**Objective:**
Give the number of lines in this listing that contain "label", with no other words.

**Data entries:**

————

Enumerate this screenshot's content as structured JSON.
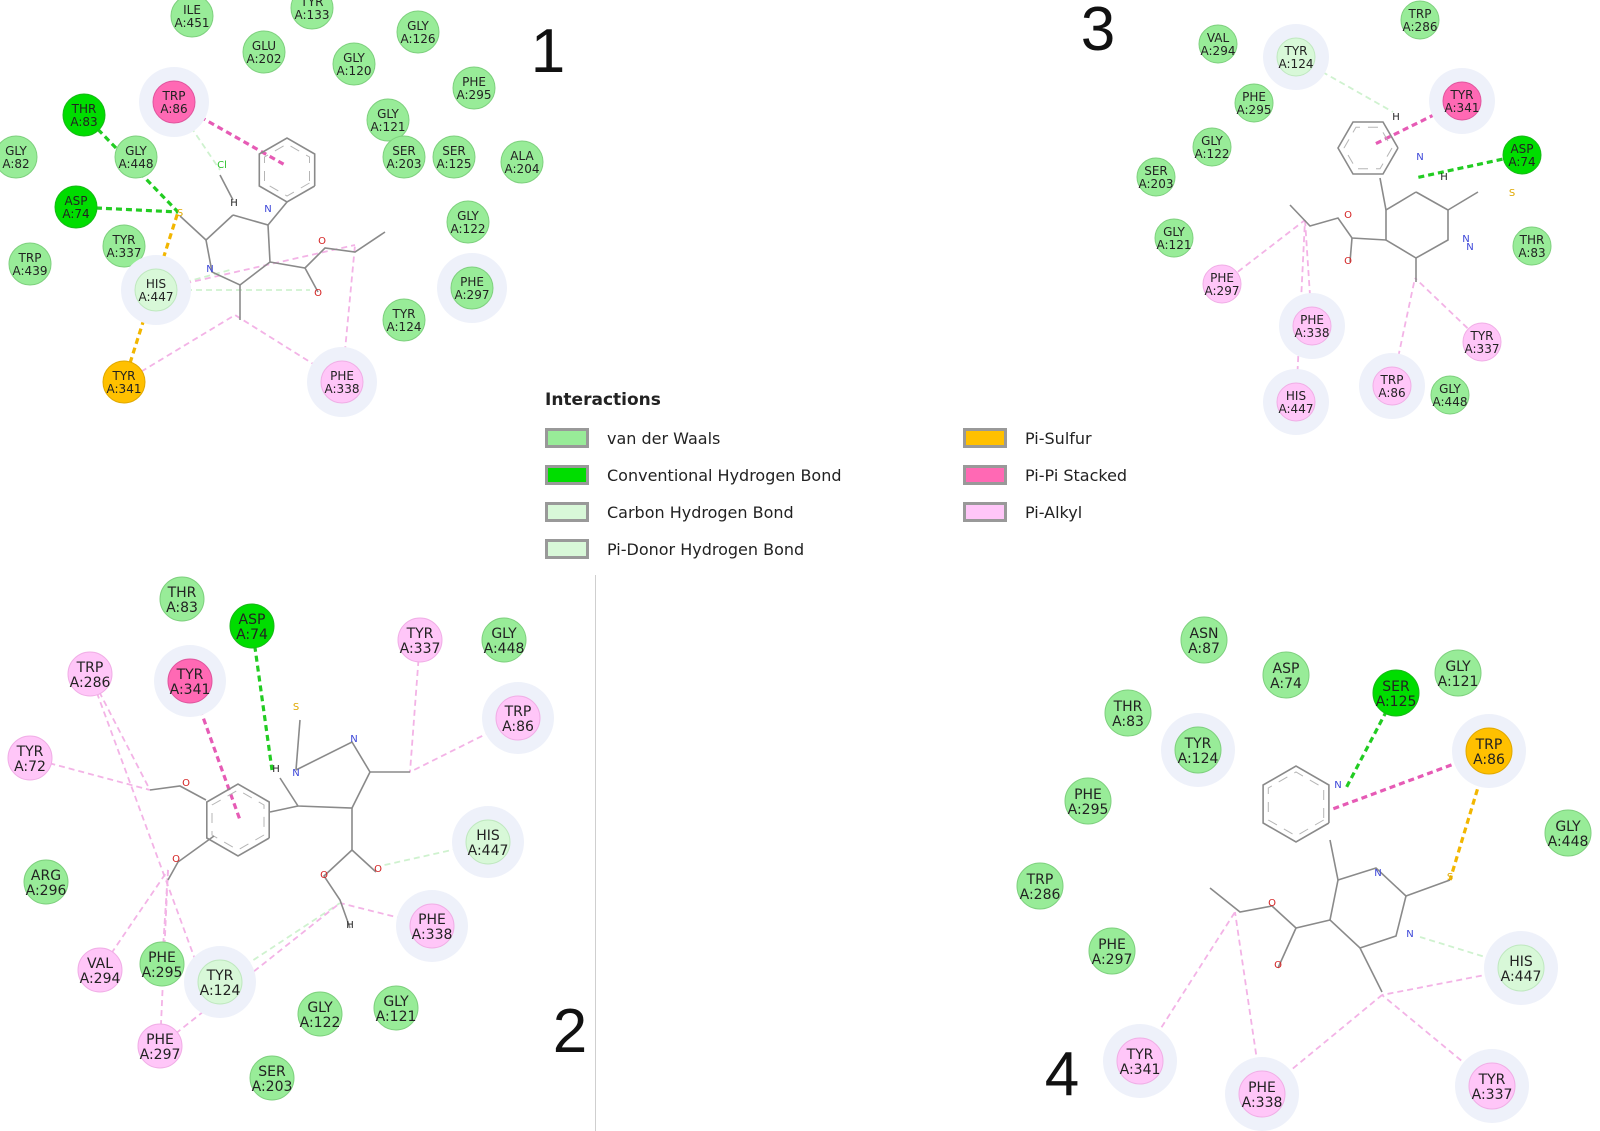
{
  "colors": {
    "vdw": "#98EC98",
    "hbond": "#00DD00",
    "chbond": "#D8F8D8",
    "pidonor": "#D8F8D8",
    "pisulfur": "#FFC000",
    "pipi": "#FF69B4",
    "pialkyl": "#FFC6F8"
  },
  "legend": {
    "title": "Interactions",
    "items": [
      {
        "type": "vdw",
        "label": "van der Waals"
      },
      {
        "type": "hbond",
        "label": "Conventional Hydrogen Bond"
      },
      {
        "type": "chbond",
        "label": "Carbon Hydrogen Bond"
      },
      {
        "type": "pidonor",
        "label": "Pi-Donor Hydrogen Bond"
      },
      {
        "type": "pisulfur",
        "label": "Pi-Sulfur"
      },
      {
        "type": "pipi",
        "label": "Pi-Pi Stacked"
      },
      {
        "type": "pialkyl",
        "label": "Pi-Alkyl"
      }
    ]
  },
  "panels": [
    {
      "number": "1",
      "residues": [
        {
          "name": "ILE",
          "num": "A:451",
          "type": "vdw"
        },
        {
          "name": "TYR",
          "num": "A:133",
          "type": "vdw"
        },
        {
          "name": "GLY",
          "num": "A:126",
          "type": "vdw"
        },
        {
          "name": "GLU",
          "num": "A:202",
          "type": "vdw"
        },
        {
          "name": "GLY",
          "num": "A:120",
          "type": "vdw"
        },
        {
          "name": "PHE",
          "num": "A:295",
          "type": "vdw"
        },
        {
          "name": "THR",
          "num": "A:83",
          "type": "hbond"
        },
        {
          "name": "TRP",
          "num": "A:86",
          "type": "pipi"
        },
        {
          "name": "GLY",
          "num": "A:121",
          "type": "vdw"
        },
        {
          "name": "GLY",
          "num": "A:448",
          "type": "vdw"
        },
        {
          "name": "SER",
          "num": "A:203",
          "type": "vdw"
        },
        {
          "name": "SER",
          "num": "A:125",
          "type": "vdw"
        },
        {
          "name": "ALA",
          "num": "A:204",
          "type": "vdw"
        },
        {
          "name": "GLY",
          "num": "A:82",
          "type": "vdw"
        },
        {
          "name": "ASP",
          "num": "A:74",
          "type": "hbond"
        },
        {
          "name": "GLY",
          "num": "A:122",
          "type": "vdw"
        },
        {
          "name": "TYR",
          "num": "A:337",
          "type": "vdw"
        },
        {
          "name": "TRP",
          "num": "A:439",
          "type": "vdw"
        },
        {
          "name": "HIS",
          "num": "A:447",
          "type": "chbond"
        },
        {
          "name": "PHE",
          "num": "A:297",
          "type": "vdw"
        },
        {
          "name": "TYR",
          "num": "A:124",
          "type": "vdw"
        },
        {
          "name": "TYR",
          "num": "A:341",
          "type": "pisulfur"
        },
        {
          "name": "PHE",
          "num": "A:338",
          "type": "pialkyl"
        }
      ],
      "atoms": [
        "Cl",
        "H",
        "N",
        "S",
        "N",
        "O",
        "O"
      ]
    },
    {
      "number": "3",
      "residues": [
        {
          "name": "TRP",
          "num": "A:286",
          "type": "vdw"
        },
        {
          "name": "VAL",
          "num": "A:294",
          "type": "vdw"
        },
        {
          "name": "TYR",
          "num": "A:124",
          "type": "chbond"
        },
        {
          "name": "TYR",
          "num": "A:341",
          "type": "pipi"
        },
        {
          "name": "PHE",
          "num": "A:295",
          "type": "vdw"
        },
        {
          "name": "ASP",
          "num": "A:74",
          "type": "hbond"
        },
        {
          "name": "GLY",
          "num": "A:122",
          "type": "vdw"
        },
        {
          "name": "SER",
          "num": "A:203",
          "type": "vdw"
        },
        {
          "name": "GLY",
          "num": "A:121",
          "type": "vdw"
        },
        {
          "name": "THR",
          "num": "A:83",
          "type": "vdw"
        },
        {
          "name": "PHE",
          "num": "A:297",
          "type": "pialkyl"
        },
        {
          "name": "PHE",
          "num": "A:338",
          "type": "pialkyl"
        },
        {
          "name": "TYR",
          "num": "A:337",
          "type": "pialkyl"
        },
        {
          "name": "HIS",
          "num": "A:447",
          "type": "pialkyl"
        },
        {
          "name": "TRP",
          "num": "A:86",
          "type": "pialkyl"
        },
        {
          "name": "GLY",
          "num": "A:448",
          "type": "vdw"
        }
      ],
      "atoms": [
        "H",
        "N",
        "H",
        "N",
        "S",
        "N",
        "O",
        "O"
      ]
    },
    {
      "number": "2",
      "residues": [
        {
          "name": "THR",
          "num": "A:83",
          "type": "vdw"
        },
        {
          "name": "ASP",
          "num": "A:74",
          "type": "hbond"
        },
        {
          "name": "TYR",
          "num": "A:337",
          "type": "pialkyl"
        },
        {
          "name": "GLY",
          "num": "A:448",
          "type": "vdw"
        },
        {
          "name": "TRP",
          "num": "A:286",
          "type": "pialkyl"
        },
        {
          "name": "TYR",
          "num": "A:341",
          "type": "pipi"
        },
        {
          "name": "TRP",
          "num": "A:86",
          "type": "pialkyl"
        },
        {
          "name": "TYR",
          "num": "A:72",
          "type": "pialkyl"
        },
        {
          "name": "HIS",
          "num": "A:447",
          "type": "chbond"
        },
        {
          "name": "ARG",
          "num": "A:296",
          "type": "vdw"
        },
        {
          "name": "PHE",
          "num": "A:338",
          "type": "pialkyl"
        },
        {
          "name": "VAL",
          "num": "A:294",
          "type": "pialkyl"
        },
        {
          "name": "PHE",
          "num": "A:295",
          "type": "vdw"
        },
        {
          "name": "TYR",
          "num": "A:124",
          "type": "chbond"
        },
        {
          "name": "GLY",
          "num": "A:122",
          "type": "vdw"
        },
        {
          "name": "GLY",
          "num": "A:121",
          "type": "vdw"
        },
        {
          "name": "PHE",
          "num": "A:297",
          "type": "pialkyl"
        },
        {
          "name": "SER",
          "num": "A:203",
          "type": "vdw"
        }
      ],
      "atoms": [
        "S",
        "H",
        "N",
        "N",
        "O",
        "O",
        "O",
        "O",
        "H"
      ]
    },
    {
      "number": "4",
      "residues": [
        {
          "name": "ASN",
          "num": "A:87",
          "type": "vdw"
        },
        {
          "name": "ASP",
          "num": "A:74",
          "type": "vdw"
        },
        {
          "name": "SER",
          "num": "A:125",
          "type": "hbond"
        },
        {
          "name": "GLY",
          "num": "A:121",
          "type": "vdw"
        },
        {
          "name": "THR",
          "num": "A:83",
          "type": "vdw"
        },
        {
          "name": "TYR",
          "num": "A:124",
          "type": "vdw"
        },
        {
          "name": "TRP",
          "num": "A:86",
          "type": "pisulfur"
        },
        {
          "name": "PHE",
          "num": "A:295",
          "type": "vdw"
        },
        {
          "name": "GLY",
          "num": "A:448",
          "type": "vdw"
        },
        {
          "name": "TRP",
          "num": "A:286",
          "type": "vdw"
        },
        {
          "name": "PHE",
          "num": "A:297",
          "type": "vdw"
        },
        {
          "name": "HIS",
          "num": "A:447",
          "type": "chbond"
        },
        {
          "name": "TYR",
          "num": "A:341",
          "type": "pialkyl"
        },
        {
          "name": "PHE",
          "num": "A:338",
          "type": "pialkyl"
        },
        {
          "name": "TYR",
          "num": "A:337",
          "type": "pialkyl"
        }
      ],
      "atoms": [
        "N",
        "N",
        "S",
        "N",
        "O",
        "O"
      ]
    }
  ]
}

————

**Final result:**
7